_Brief_. Each line below should be set down again unchanged.

Transcript data for document pages:
============================================================

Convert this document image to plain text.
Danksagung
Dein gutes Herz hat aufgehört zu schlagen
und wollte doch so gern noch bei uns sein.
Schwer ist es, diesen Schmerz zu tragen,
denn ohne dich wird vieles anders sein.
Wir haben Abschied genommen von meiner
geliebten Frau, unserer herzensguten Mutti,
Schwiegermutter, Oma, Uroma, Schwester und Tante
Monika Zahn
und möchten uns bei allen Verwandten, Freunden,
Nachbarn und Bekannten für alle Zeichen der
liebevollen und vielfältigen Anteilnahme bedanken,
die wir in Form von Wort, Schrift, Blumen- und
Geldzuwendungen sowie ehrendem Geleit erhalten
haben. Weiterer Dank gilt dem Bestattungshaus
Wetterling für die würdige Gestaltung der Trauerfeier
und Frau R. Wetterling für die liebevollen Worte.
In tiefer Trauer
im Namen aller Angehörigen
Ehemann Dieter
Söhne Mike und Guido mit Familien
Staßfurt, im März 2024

============================================================

_Your solution_.
Convert this document image to plain text.
Danksagung
Dein gutes Herz hat aufgehört zu schlagen
und wollte doch so gern noch bei uns sein.
Schwer ist es, diesen Schmerz zu tragen,
denn ohne dich wird vieles anders sein.
Wir haben Abschied genommen von meiner
geliebten Frau, unserer herzensguten Mutti,
Schwiegermutter, Oma, Uroma, Schwester und Tante
Monika Zahn
und möchten uns bei allen Verwandten, Freunden,
Nachbarn und Bekannten für alle Zeichen der
liebevollen und vielfältigen Anteilnahme bedanken,
die wir in Form von Wort, Schrift, Blumen- und
Geldzuwendungen sowie ehrendem Geleit erhalten
haben. Weiterer Dank gilt dem Bestattungshaus
Wetterling für die würdige Gestaltung der Trauerfeier
und Frau R. Wetterling für die liebevollen Worte.
In tiefer Trauer
im Namen aller Angehörigen
Ehemann Dieter
Söhne Mike und Guido mit Familien
Staßfurt, im März 2024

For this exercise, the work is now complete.